(Written instruction)
What follows is a listing; restate every line of it word for word.

++++++++++

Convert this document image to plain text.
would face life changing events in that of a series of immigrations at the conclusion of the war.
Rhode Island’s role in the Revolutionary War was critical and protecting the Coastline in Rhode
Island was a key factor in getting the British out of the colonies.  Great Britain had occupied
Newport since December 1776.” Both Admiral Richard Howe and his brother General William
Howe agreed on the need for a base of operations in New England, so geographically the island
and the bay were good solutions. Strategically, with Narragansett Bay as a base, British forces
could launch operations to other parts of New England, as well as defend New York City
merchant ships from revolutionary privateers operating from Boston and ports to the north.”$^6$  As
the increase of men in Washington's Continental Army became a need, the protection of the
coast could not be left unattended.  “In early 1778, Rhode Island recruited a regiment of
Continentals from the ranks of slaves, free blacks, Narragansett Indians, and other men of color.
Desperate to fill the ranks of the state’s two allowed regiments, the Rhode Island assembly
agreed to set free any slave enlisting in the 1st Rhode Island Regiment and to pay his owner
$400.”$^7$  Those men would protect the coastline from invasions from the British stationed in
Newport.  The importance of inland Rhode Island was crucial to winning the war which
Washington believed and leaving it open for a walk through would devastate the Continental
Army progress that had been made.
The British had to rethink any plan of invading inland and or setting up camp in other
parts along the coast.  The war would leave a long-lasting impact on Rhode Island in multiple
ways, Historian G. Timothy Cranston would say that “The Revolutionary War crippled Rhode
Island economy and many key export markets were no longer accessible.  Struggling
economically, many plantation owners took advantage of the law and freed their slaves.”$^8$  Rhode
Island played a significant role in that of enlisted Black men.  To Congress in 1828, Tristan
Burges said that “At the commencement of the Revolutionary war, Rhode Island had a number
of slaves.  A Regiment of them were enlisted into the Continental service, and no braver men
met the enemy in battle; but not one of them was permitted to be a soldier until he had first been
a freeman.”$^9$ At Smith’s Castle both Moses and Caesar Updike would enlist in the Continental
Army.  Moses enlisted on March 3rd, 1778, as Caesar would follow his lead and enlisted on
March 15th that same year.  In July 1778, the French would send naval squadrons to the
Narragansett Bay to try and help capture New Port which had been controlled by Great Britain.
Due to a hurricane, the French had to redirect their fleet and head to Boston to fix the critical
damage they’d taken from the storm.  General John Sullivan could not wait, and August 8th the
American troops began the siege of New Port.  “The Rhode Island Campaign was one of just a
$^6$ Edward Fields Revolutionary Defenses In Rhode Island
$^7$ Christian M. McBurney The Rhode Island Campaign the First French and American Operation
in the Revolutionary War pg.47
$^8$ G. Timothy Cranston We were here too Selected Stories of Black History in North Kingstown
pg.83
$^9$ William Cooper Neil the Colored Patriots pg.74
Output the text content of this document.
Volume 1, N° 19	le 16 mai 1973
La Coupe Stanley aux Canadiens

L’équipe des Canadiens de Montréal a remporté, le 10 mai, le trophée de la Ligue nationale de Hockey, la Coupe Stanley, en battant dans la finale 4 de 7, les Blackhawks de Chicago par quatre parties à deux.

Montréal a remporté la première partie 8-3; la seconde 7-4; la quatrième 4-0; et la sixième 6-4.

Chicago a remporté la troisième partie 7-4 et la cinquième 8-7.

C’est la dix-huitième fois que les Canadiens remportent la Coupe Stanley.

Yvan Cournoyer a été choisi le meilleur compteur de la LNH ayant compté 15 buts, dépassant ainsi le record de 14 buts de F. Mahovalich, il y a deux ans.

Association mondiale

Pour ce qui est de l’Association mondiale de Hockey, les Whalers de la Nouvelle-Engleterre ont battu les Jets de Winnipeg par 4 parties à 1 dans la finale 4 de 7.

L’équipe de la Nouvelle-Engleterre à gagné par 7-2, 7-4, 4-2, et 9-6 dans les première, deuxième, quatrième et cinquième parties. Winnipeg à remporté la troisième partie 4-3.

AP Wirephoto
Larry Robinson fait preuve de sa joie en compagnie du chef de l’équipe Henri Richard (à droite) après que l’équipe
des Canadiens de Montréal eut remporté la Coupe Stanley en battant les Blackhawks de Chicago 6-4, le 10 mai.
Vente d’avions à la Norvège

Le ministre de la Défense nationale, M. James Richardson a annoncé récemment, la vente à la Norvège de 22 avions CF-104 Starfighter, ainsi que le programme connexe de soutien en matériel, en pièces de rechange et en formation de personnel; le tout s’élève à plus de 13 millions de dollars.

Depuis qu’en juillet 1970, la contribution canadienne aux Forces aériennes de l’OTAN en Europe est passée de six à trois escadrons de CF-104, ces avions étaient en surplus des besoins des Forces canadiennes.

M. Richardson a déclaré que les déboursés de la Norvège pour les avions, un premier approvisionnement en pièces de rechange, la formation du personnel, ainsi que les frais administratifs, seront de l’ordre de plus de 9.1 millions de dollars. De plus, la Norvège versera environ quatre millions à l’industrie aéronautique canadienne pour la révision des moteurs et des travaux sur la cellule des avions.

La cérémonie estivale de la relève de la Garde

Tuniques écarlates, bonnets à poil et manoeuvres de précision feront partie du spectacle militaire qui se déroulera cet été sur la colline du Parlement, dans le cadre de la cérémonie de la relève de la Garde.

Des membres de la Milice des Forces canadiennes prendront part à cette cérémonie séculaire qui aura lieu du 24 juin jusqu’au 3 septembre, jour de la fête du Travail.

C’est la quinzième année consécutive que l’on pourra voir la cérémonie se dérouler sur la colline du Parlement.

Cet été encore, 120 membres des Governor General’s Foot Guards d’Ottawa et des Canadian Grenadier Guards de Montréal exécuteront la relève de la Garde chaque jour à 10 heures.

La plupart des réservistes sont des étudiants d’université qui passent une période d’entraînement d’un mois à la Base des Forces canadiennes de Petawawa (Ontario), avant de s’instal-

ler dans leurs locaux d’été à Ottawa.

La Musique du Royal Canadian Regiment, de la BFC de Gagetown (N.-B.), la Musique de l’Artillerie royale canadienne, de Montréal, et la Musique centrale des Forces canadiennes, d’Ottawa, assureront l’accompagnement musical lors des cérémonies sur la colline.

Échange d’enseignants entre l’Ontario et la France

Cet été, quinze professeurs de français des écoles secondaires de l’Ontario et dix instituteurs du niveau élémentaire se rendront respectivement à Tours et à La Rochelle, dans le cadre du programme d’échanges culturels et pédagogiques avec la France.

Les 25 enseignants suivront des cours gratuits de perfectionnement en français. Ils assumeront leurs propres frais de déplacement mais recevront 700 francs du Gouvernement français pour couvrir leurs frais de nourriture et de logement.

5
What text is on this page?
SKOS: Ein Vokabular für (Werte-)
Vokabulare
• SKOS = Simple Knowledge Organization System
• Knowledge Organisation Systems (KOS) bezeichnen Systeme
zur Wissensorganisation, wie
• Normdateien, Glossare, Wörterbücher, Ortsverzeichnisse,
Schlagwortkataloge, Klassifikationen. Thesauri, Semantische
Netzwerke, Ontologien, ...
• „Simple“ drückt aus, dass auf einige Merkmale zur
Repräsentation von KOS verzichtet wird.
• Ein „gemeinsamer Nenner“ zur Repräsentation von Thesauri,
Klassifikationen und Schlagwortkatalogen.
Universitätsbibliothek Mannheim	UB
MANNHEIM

++++++++++

(Correct output)
Convert this document image to plain text.
would face life changing events in that of a series of immigrations at the conclusion of the war.
Rhode Island’s role in the Revolutionary War was critical and protecting the Coastline in Rhode
Island was a key factor in getting the British out of the colonies.  Great Britain had occupied
Newport since December 1776.” Both Admiral Richard Howe and his brother General William
Howe agreed on the need for a base of operations in New England, so geographically the island
and the bay were good solutions. Strategically, with Narragansett Bay as a base, British forces
could launch operations to other parts of New England, as well as defend New York City
merchant ships from revolutionary privateers operating from Boston and ports to the north.”$^6$  As
the increase of men in Washington's Continental Army became a need, the protection of the
coast could not be left unattended.  “In early 1778, Rhode Island recruited a regiment of
Continentals from the ranks of slaves, free blacks, Narragansett Indians, and other men of color.
Desperate to fill the ranks of the state’s two allowed regiments, the Rhode Island assembly
agreed to set free any slave enlisting in the 1st Rhode Island Regiment and to pay his owner
$400.”$^7$  Those men would protect the coastline from invasions from the British stationed in
Newport.  The importance of inland Rhode Island was crucial to winning the war which
Washington believed and leaving it open for a walk through would devastate the Continental
Army progress that had been made.
The British had to rethink any plan of invading inland and or setting up camp in other
parts along the coast.  The war would leave a long-lasting impact on Rhode Island in multiple
ways, Historian G. Timothy Cranston would say that “The Revolutionary War crippled Rhode
Island economy and many key export markets were no longer accessible.  Struggling
economically, many plantation owners took advantage of the law and freed their slaves.”$^8$  Rhode
Island played a significant role in that of enlisted Black men.  To Congress in 1828, Tristan
Burges said that “At the commencement of the Revolutionary war, Rhode Island had a number
of slaves.  A Regiment of them were enlisted into the Continental service, and no braver men
met the enemy in battle; but not one of them was permitted to be a soldier until he had first been
a freeman.”$^9$ At Smith’s Castle both Moses and Caesar Updike would enlist in the Continental
Army.  Moses enlisted on March 3rd, 1778, as Caesar would follow his lead and enlisted on
March 15th that same year.  In July 1778, the French would send naval squadrons to the
Narragansett Bay to try and help capture New Port which had been controlled by Great Britain.
Due to a hurricane, the French had to redirect their fleet and head to Boston to fix the critical
damage they’d taken from the storm.  General John Sullivan could not wait, and August 8th the
American troops began the siege of New Port.  “The Rhode Island Campaign was one of just a
$^6$ Edward Fields Revolutionary Defenses In Rhode Island
$^7$ Christian M. McBurney The Rhode Island Campaign the First French and American Operation
in the Revolutionary War pg.47
$^8$ G. Timothy Cranston We were here too Selected Stories of Black History in North Kingstown
pg.83
$^9$ William Cooper Neil the Colored Patriots pg.74
Output the text content of this document.
Volume 1, N° 19	le 16 mai 1973
La Coupe Stanley aux Canadiens

L’équipe des Canadiens de Montréal a remporté, le 10 mai, le trophée de la Ligue nationale de Hockey, la Coupe Stanley, en battant dans la finale 4 de 7, les Blackhawks de Chicago par quatre parties à deux.

Montréal a remporté la première partie 8-3; la seconde 7-4; la quatrième 4-0; et la sixième 6-4.

Chicago a remporté la troisième partie 7-4 et la cinquième 8-7.

C’est la dix-huitième fois que les Canadiens remportent la Coupe Stanley.

Yvan Cournoyer a été choisi le meilleur compteur de la LNH ayant compté 15 buts, dépassant ainsi le record de 14 buts de F. Mahovalich, il y a deux ans.

Association mondiale

Pour ce qui est de l’Association mondiale de Hockey, les Whalers de la Nouvelle-Engleterre ont battu les Jets de Winnipeg par 4 parties à 1 dans la finale 4 de 7.

L’équipe de la Nouvelle-Engleterre à gagné par 7-2, 7-4, 4-2, et 9-6 dans les première, deuxième, quatrième et cinquième parties. Winnipeg à remporté la troisième partie 4-3.

AP Wirephoto
Larry Robinson fait preuve de sa joie en compagnie du chef de l’équipe Henri Richard (à droite) après que l’équipe
des Canadiens de Montréal eut remporté la Coupe Stanley en battant les Blackhawks de Chicago 6-4, le 10 mai.
Vente d’avions à la Norvège

Le ministre de la Défense nationale, M. James Richardson a annoncé récemment, la vente à la Norvège de 22 avions CF-104 Starfighter, ainsi que le programme connexe de soutien en matériel, en pièces de rechange et en formation de personnel; le tout s’élève à plus de 13 millions de dollars.

Depuis qu’en juillet 1970, la contribution canadienne aux Forces aériennes de l’OTAN en Europe est passée de six à trois escadrons de CF-104, ces avions étaient en surplus des besoins des Forces canadiennes.

M. Richardson a déclaré que les déboursés de la Norvège pour les avions, un premier approvisionnement en pièces de rechange, la formation du personnel, ainsi que les frais administratifs, seront de l’ordre de plus de 9.1 millions de dollars. De plus, la Norvège versera environ quatre millions à l’industrie aéronautique canadienne pour la révision des moteurs et des travaux sur la cellule des avions.

La cérémonie estivale de la relève de la Garde

Tuniques écarlates, bonnets à poil et manoeuvres de précision feront partie du spectacle militaire qui se déroulera cet été sur la colline du Parlement, dans le cadre de la cérémonie de la relève de la Garde.

Des membres de la Milice des Forces canadiennes prendront part à cette cérémonie séculaire qui aura lieu du 24 juin jusqu’au 3 septembre, jour de la fête du Travail.

C’est la quinzième année consécutive que l’on pourra voir la cérémonie se dérouler sur la colline du Parlement.

Cet été encore, 120 membres des Governor General’s Foot Guards d’Ottawa et des Canadian Grenadier Guards de Montréal exécuteront la relève de la Garde chaque jour à 10 heures.

La plupart des réservistes sont des étudiants d’université qui passent une période d’entraînement d’un mois à la Base des Forces canadiennes de Petawawa (Ontario), avant de s’instal-

ler dans leurs locaux d’été à Ottawa.

La Musique du Royal Canadian Regiment, de la BFC de Gagetown (N.-B.), la Musique de l’Artillerie royale canadienne, de Montréal, et la Musique centrale des Forces canadiennes, d’Ottawa, assureront l’accompagnement musical lors des cérémonies sur la colline.

Échange d’enseignants entre l’Ontario et la France

Cet été, quinze professeurs de français des écoles secondaires de l’Ontario et dix instituteurs du niveau élémentaire se rendront respectivement à Tours et à La Rochelle, dans le cadre du programme d’échanges culturels et pédagogiques avec la France.

Les 25 enseignants suivront des cours gratuits de perfectionnement en français. Ils assumeront leurs propres frais de déplacement mais recevront 700 francs du Gouvernement français pour couvrir leurs frais de nourriture et de logement.

5
What text is on this page?
SKOS: Ein Vokabular für (Werte-)
Vokabulare
• SKOS = Simple Knowledge Organization System
• Knowledge Organisation Systems (KOS) bezeichnen Systeme
zur Wissensorganisation, wie
• Normdateien, Glossare, Wörterbücher, Ortsverzeichnisse,
Schlagwortkataloge, Klassifikationen. Thesauri, Semantische
Netzwerke, Ontologien, ...
• „Simple“ drückt aus, dass auf einige Merkmale zur
Repräsentation von KOS verzichtet wird.
• Ein „gemeinsamer Nenner“ zur Repräsentation von Thesauri,
Klassifikationen und Schlagwortkatalogen.
Universitätsbibliothek Mannheim	UB
MANNHEIM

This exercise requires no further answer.